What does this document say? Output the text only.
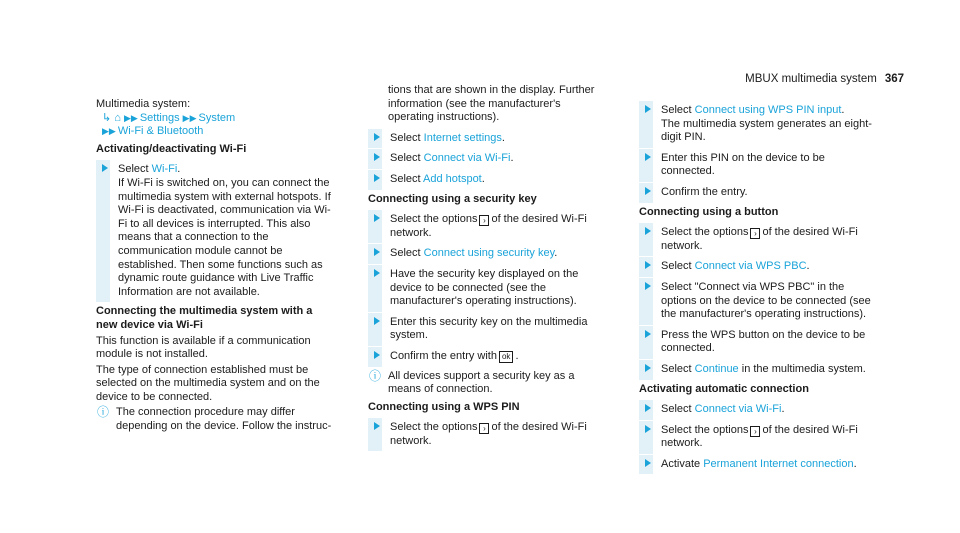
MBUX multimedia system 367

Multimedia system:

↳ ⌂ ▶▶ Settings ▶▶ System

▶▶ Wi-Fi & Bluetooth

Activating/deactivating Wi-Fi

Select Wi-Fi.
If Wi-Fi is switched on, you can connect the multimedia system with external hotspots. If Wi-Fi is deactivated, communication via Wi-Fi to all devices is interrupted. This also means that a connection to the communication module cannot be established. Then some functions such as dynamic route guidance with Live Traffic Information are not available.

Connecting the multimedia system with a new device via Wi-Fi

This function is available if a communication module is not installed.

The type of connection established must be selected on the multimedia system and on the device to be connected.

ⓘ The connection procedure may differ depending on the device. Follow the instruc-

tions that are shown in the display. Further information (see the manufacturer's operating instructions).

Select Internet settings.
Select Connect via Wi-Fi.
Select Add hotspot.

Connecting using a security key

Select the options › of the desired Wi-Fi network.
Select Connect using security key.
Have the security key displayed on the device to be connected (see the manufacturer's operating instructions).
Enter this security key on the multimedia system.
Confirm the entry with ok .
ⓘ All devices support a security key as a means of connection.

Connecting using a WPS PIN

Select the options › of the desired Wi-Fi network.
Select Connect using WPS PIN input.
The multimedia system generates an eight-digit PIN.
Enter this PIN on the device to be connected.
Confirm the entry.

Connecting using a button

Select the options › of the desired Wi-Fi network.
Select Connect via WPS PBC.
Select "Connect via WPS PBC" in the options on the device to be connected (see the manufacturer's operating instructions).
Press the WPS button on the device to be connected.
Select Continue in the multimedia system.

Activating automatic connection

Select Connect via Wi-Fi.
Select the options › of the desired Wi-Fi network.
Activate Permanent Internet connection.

==

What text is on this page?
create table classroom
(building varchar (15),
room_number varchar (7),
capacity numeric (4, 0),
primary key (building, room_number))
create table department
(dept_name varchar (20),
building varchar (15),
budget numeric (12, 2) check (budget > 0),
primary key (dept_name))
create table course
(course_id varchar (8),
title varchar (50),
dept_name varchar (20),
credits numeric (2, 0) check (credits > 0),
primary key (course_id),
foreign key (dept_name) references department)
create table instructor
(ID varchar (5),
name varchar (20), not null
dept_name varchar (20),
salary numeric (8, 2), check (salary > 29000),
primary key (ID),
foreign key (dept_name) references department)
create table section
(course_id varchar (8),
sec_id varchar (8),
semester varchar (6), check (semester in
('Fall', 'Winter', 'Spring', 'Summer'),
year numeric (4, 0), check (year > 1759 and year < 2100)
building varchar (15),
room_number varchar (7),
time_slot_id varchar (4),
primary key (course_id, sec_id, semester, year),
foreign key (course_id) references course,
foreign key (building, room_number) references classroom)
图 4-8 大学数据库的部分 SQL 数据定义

Exercise brief:
How many lines in these records hold the string "references"? Reply with the number alone.

Correct output:
4